**TEXTE ÉTUDIÉ:**
Derrière ces prises de décision et de responsabilité se trouve une mobilisation sans précédent des personnels pénitentiaires. Les directeurs de prison et leurs services de greffe ont été des acteurs de premier plan. Les directeurs pénitentiaires d’insertion et de probation et les conseillers pénitentiaires d’insertion et de probation ont une nouvelle fois mobilisé leur savoir-faire, leur capacité d’adaptation de manière inédite, dans un temps record et des conditions de travail éprouvantes, afin de répondre à une commande sans précédent. Elle a bousculé les repères, obligé à revoir dans l’urgence la qualité des analyses, à argumenter auprès de l’autorité judiciaire et questionné le sens de l’action des personnels du SPIP. En dépit de ces difficultés, l’objectif a été atteint et, jusqu’à présent, les effets de l’épidémie ont été limités en détention. L’action du SPIP y est pour beaucoup aux côtés des personnels des établissements pénitentiaires. Elle est toutefois invisible, mal identifiée, mal (re)connue derrière la prise de décision de magistrats auprès desquels l’argumentation volontariste attendue a parfois relevé d’une forme de joute.

Comment parler d’un service qui a fêté les vingt ans de sa création en 2019 dans une relative indifférence ? Le grand public, les médias, les citoyens peuvent se faire une idée d’un directeur de prison, d’un gardien de prison, à défaut de l’appeler par son vrai titre de surveillant pénitentiaire, mais il ne sait ni ce que font les directeurs de SPIP ni quel est le travail des conseillers pénitentiaires d’insertion et de probation. Le format médiatique est peu propice à la complexité, au temps long d’explication, aux nuances. Le politique a la responsabilité d’en être le contrepoint, un pédagogue pour le citoyen.

**ENSEMBLE DE TÂCHES:**
(1) Répondez à ces questions à partir du texte étudié :
(a) Selon le texte, qui a été un acteur de premier plan aux côtés des directeurs de prison ?
(b) En quelle année le service a-t-il fêté les vingt ans de sa création ?
(c) Quel est le vrai titre de celui que l'on appelle « gardien de prison » ?
(2) Relevez tout ce à quoi, d'après le texte étudié, le format médiatique est peu propice.
Les enregistrements n'ont aucun lien avec le texte étudié.

**ENREGISTREMENTS:**
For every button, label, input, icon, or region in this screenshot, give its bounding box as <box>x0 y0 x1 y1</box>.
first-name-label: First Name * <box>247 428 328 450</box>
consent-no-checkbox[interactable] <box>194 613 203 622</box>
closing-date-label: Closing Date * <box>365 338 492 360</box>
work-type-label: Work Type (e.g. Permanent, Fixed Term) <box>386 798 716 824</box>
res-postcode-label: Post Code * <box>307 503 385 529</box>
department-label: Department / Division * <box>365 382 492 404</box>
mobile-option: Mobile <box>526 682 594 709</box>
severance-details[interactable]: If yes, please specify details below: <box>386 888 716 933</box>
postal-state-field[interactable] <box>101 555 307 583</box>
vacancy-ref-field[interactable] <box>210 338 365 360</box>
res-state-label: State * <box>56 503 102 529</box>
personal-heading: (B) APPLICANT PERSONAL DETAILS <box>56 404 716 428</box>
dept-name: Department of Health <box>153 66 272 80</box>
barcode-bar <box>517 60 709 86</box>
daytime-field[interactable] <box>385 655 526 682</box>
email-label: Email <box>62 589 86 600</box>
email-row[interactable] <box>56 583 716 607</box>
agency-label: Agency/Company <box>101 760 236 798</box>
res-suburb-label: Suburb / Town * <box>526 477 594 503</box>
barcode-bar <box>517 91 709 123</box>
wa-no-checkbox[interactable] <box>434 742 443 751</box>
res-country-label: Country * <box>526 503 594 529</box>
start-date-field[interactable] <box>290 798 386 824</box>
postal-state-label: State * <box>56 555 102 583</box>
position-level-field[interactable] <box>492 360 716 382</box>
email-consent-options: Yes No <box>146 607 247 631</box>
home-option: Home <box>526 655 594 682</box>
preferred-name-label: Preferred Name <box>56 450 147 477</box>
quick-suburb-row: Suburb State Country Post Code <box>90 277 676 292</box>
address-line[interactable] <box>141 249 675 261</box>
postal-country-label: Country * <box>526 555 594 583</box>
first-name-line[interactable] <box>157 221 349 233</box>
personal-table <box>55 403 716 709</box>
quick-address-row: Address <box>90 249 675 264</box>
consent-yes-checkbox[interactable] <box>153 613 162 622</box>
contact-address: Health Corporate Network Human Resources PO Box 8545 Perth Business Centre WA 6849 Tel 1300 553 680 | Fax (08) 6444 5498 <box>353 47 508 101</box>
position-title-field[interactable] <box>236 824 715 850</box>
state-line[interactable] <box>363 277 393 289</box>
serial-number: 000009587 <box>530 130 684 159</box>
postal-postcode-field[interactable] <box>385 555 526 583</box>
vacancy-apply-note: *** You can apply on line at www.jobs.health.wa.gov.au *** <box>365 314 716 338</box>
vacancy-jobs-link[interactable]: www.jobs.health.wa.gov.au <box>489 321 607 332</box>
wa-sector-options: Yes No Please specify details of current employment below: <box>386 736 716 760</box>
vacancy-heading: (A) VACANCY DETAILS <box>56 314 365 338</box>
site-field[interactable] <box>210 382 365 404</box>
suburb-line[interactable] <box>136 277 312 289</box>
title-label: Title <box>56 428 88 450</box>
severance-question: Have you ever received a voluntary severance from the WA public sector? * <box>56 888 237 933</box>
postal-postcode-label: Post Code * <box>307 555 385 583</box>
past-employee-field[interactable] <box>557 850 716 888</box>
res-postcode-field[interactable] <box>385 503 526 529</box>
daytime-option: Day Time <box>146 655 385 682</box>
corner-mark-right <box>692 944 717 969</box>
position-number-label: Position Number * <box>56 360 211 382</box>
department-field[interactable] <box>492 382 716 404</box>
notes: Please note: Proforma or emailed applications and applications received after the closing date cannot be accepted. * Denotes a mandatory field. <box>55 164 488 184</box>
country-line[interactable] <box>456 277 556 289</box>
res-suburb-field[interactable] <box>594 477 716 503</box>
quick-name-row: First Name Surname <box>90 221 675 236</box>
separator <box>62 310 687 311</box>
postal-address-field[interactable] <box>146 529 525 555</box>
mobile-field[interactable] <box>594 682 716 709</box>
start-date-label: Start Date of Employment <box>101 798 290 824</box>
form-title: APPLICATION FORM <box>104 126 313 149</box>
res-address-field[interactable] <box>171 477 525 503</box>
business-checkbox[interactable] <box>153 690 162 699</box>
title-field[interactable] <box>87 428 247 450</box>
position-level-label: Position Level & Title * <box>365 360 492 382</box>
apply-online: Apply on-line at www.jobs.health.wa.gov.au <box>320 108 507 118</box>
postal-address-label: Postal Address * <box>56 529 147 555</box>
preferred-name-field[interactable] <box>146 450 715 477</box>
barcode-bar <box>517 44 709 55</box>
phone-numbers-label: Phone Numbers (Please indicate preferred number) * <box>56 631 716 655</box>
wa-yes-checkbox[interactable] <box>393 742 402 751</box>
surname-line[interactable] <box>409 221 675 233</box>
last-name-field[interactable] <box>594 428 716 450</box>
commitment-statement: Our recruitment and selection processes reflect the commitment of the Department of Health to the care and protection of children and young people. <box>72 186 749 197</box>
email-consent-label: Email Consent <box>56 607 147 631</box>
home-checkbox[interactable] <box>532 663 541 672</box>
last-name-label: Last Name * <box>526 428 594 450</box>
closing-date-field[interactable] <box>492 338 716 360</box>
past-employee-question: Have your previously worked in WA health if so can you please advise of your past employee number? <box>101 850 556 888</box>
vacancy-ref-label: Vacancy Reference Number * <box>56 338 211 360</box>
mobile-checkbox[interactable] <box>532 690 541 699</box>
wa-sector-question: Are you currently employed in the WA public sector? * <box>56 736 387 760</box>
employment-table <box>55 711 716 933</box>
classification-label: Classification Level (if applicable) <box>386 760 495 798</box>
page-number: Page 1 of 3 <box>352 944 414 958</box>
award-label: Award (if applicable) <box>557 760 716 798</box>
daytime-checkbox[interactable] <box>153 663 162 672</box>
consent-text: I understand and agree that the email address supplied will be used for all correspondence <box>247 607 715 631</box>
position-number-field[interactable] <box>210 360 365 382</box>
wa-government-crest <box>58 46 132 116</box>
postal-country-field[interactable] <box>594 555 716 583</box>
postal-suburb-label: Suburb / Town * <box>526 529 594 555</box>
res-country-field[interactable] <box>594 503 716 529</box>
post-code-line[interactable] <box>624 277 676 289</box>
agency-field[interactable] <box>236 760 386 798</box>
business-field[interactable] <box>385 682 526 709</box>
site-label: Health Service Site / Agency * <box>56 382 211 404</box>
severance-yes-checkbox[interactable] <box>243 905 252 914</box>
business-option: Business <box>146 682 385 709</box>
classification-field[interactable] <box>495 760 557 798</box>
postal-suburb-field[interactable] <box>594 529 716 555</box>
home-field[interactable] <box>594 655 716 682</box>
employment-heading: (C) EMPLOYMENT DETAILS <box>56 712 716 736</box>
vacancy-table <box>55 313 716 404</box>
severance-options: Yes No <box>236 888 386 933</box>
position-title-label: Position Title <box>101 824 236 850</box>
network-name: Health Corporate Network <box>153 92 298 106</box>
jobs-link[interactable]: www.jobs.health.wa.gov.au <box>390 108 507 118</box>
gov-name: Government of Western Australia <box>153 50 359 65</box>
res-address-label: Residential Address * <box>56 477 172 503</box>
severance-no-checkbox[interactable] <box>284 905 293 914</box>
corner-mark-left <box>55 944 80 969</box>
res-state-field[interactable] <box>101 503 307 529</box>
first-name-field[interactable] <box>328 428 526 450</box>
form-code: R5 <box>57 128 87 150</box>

**SOLUTIONS PAR TÂCHE:**
(1)
(a) Leurs services de greffe.
(b) En 2019.
(c) Surveillant pénitentiaire.

(2) La complexité ; le temps long d'explication ; les nuances.